Entries supplied:
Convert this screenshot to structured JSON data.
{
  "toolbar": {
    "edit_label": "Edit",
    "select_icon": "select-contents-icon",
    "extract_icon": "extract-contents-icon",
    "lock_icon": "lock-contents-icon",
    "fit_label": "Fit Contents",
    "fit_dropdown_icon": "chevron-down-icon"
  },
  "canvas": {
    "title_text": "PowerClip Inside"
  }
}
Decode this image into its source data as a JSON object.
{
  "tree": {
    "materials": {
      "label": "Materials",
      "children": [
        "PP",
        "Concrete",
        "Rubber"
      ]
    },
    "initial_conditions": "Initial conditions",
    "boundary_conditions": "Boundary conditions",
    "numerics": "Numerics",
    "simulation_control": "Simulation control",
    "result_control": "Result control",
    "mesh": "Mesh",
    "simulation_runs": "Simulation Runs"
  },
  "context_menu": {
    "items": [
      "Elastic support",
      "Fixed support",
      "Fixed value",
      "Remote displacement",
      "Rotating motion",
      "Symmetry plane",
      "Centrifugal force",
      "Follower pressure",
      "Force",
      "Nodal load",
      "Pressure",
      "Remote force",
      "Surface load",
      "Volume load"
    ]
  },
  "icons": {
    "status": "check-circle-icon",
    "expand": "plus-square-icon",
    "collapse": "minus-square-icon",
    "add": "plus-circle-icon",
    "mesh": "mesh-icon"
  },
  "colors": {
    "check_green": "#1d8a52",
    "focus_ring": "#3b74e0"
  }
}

What the task asks: Pick out lines containing the word "square", each one as written.

The answer:
    "expand": "plus-square-icon",
    "collapse": "minus-square-icon",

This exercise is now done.